> Short exercise
Copy each line of the material below that includes the string "Congo".

> Data listing
-- begin --

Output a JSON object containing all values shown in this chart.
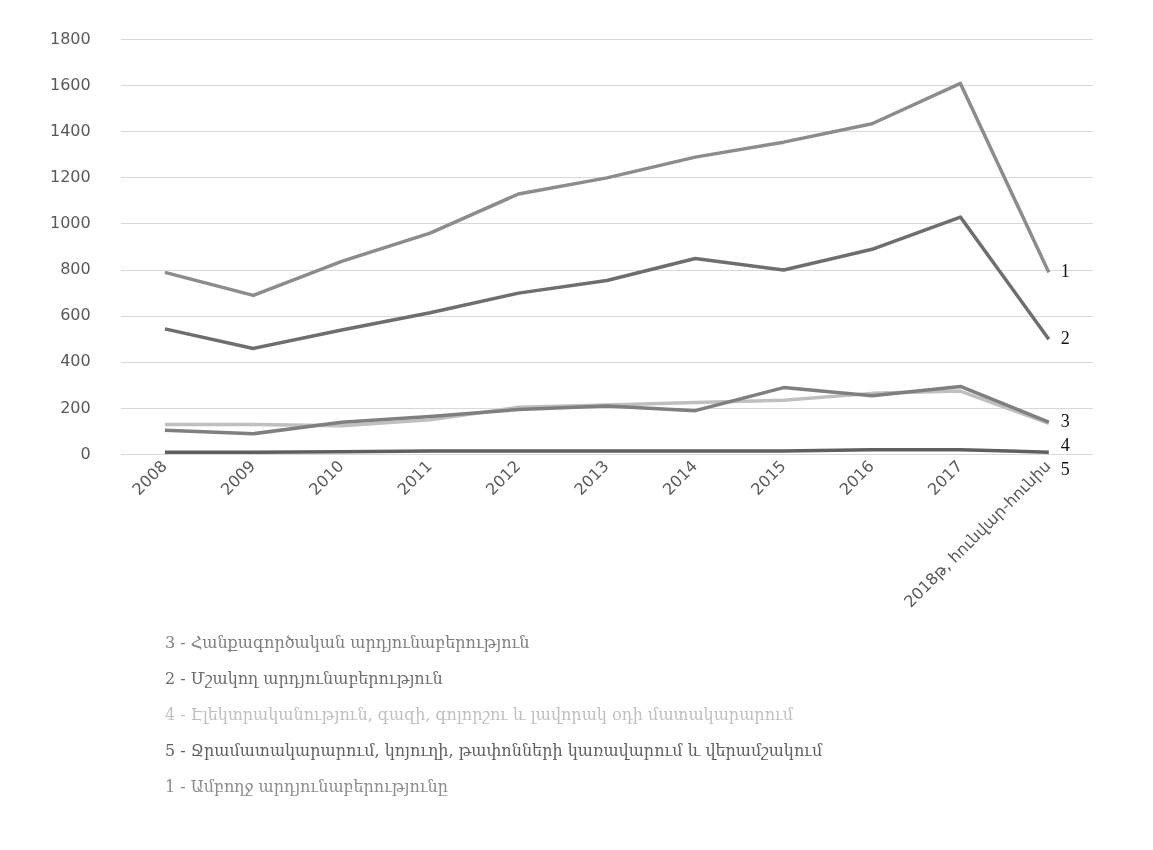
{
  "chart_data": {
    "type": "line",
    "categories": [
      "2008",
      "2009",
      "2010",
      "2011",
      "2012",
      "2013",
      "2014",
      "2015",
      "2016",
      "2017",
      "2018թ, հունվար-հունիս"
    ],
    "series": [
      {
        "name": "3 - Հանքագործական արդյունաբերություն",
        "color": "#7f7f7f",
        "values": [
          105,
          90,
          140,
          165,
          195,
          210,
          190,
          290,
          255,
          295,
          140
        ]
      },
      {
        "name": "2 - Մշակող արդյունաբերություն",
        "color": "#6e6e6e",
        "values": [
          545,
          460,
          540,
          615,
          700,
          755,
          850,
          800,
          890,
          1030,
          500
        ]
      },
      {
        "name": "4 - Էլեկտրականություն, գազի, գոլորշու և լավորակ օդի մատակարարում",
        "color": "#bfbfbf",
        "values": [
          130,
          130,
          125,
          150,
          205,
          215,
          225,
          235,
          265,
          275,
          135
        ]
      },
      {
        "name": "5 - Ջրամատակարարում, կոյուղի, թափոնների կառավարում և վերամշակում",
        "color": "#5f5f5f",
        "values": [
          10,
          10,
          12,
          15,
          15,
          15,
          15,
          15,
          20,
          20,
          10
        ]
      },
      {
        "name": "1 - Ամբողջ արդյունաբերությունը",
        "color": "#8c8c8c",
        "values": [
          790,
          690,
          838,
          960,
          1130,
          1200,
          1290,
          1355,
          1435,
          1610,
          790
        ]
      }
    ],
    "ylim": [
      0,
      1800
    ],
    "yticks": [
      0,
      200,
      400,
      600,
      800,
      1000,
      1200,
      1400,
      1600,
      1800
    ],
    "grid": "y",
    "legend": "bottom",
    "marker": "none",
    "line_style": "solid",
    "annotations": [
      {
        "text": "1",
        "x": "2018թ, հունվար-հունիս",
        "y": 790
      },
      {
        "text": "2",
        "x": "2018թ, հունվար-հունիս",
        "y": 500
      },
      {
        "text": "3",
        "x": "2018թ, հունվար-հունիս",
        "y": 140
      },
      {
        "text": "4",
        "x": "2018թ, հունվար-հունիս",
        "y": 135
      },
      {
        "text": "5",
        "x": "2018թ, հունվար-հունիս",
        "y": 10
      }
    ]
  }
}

-- end --
-- begin --

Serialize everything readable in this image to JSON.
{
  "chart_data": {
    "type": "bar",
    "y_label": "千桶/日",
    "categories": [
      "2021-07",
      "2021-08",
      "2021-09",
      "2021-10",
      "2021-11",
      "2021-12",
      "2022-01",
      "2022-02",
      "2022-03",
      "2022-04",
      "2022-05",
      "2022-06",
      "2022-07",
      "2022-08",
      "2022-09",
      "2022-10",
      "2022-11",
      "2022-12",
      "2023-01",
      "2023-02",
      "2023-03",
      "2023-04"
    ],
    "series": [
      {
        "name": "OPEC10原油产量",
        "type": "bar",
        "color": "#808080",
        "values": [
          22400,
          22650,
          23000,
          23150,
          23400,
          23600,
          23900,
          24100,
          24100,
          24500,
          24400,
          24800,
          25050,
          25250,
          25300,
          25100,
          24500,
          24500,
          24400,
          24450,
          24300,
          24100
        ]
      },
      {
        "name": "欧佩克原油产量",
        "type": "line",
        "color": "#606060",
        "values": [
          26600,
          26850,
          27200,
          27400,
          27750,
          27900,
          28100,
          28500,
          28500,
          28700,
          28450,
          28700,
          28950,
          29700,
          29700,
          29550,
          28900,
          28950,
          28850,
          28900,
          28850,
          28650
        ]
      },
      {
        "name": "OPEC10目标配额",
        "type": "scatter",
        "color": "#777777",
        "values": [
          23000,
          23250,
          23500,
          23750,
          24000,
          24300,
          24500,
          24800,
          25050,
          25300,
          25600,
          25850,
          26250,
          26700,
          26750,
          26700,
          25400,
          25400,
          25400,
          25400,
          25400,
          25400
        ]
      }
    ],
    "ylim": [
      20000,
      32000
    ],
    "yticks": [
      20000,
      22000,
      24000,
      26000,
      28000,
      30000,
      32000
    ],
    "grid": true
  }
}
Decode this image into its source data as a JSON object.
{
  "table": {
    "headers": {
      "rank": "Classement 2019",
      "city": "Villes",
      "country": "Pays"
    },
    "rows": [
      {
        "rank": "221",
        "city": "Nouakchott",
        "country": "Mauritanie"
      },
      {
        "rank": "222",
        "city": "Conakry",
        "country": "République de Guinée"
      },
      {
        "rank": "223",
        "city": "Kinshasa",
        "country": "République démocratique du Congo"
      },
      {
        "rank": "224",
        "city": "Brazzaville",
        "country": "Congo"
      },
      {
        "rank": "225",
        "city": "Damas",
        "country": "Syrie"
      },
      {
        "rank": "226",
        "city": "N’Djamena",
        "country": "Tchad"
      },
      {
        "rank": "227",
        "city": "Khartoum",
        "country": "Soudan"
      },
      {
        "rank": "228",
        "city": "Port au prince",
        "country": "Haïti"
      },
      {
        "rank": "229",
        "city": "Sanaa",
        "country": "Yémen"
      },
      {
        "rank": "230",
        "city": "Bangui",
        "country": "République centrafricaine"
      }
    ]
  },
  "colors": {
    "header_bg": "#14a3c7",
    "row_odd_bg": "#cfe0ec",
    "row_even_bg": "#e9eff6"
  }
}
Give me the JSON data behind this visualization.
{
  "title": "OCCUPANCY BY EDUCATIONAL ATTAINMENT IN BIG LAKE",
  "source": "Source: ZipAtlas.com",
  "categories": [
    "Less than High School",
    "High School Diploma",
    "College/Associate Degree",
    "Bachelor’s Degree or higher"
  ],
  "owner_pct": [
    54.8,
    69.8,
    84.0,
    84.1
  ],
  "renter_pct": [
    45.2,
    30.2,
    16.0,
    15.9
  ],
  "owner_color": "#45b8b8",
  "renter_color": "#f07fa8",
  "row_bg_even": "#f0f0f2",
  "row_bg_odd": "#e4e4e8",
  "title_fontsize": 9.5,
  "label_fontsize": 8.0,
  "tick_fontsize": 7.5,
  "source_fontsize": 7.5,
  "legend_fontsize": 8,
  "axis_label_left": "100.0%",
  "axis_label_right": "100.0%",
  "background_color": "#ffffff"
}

-- end --

> Exercise solution
        "country": "République démocratique du Congo"
        "country": "Congo"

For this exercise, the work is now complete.